Short task: Copy the lines of the listing from the line containing "388, 632, 518]" through the line containing "413, 272, 430]", both ends included, without altering anything.

#####

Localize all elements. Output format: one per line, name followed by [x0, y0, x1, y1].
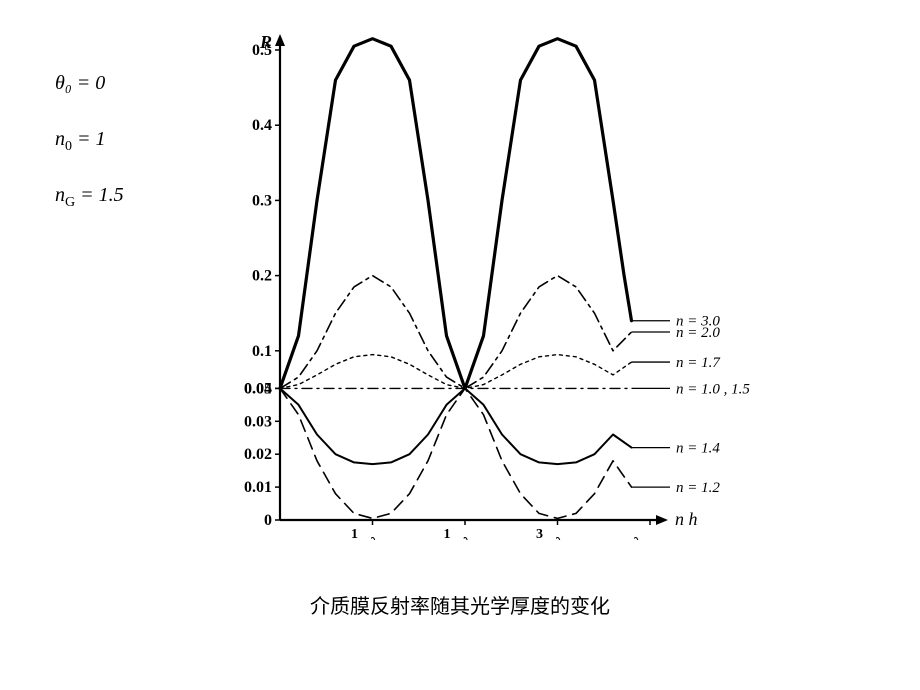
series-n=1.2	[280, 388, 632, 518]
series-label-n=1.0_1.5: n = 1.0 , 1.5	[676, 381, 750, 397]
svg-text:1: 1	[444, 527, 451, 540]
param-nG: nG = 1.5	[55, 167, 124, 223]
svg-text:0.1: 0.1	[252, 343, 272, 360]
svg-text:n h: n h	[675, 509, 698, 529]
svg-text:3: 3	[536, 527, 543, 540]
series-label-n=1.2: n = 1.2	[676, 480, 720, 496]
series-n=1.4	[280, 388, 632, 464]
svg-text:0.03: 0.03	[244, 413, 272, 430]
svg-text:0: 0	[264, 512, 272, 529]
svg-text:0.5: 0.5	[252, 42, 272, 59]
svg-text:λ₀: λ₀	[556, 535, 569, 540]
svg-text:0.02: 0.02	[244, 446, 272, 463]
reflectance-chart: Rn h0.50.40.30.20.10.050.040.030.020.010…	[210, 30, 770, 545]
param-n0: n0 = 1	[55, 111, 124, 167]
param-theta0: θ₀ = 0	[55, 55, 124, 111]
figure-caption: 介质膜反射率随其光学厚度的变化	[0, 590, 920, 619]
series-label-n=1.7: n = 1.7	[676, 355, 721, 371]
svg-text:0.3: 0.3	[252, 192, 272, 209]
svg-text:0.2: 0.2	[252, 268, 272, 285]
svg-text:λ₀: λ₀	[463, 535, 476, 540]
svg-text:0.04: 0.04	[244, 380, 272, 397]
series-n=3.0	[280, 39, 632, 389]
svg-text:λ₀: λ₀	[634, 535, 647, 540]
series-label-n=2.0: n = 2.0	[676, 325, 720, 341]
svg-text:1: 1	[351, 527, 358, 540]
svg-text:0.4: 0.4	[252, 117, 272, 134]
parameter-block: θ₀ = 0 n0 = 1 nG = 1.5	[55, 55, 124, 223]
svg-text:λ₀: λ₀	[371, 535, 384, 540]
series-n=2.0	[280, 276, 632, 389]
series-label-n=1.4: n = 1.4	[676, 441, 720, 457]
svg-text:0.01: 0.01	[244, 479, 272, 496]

#####

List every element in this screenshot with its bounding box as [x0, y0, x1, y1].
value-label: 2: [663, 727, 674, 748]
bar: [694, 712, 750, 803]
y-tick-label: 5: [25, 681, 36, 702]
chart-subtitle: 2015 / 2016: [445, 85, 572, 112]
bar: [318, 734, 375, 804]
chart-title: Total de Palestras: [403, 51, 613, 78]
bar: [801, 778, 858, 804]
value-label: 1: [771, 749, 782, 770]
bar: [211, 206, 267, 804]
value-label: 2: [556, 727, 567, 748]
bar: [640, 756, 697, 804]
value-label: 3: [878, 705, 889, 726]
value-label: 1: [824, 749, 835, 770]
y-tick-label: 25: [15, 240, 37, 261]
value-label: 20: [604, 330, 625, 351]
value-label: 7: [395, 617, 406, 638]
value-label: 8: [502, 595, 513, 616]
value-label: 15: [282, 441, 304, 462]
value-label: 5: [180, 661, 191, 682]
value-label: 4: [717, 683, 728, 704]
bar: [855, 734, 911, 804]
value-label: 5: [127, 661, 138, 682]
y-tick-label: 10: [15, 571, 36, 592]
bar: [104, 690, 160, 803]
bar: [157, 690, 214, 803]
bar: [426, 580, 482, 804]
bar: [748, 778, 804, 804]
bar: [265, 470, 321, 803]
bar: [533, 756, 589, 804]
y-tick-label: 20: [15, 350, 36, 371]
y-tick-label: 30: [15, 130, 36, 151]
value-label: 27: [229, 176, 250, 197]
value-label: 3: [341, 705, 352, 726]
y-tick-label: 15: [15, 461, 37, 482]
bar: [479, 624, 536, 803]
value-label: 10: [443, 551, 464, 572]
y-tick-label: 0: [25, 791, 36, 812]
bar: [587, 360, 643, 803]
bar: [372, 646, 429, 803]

#####

Solved problem:
series-n=1.2	[280, 388, 632, 518]
series-label-n=1.0_1.5: n = 1.0 , 1.5	[676, 381, 750, 397]
svg-text:1: 1	[444, 527, 451, 540]
param-nG: nG = 1.5	[55, 167, 124, 223]
svg-text:0.1: 0.1	[252, 343, 272, 360]
svg-text:n h: n h	[675, 509, 698, 529]
svg-text:3: 3	[536, 527, 543, 540]
series-label-n=1.2: n = 1.2	[676, 480, 720, 496]
series-n=1.4	[280, 388, 632, 464]
svg-text:0.03: 0.03	[244, 413, 272, 430]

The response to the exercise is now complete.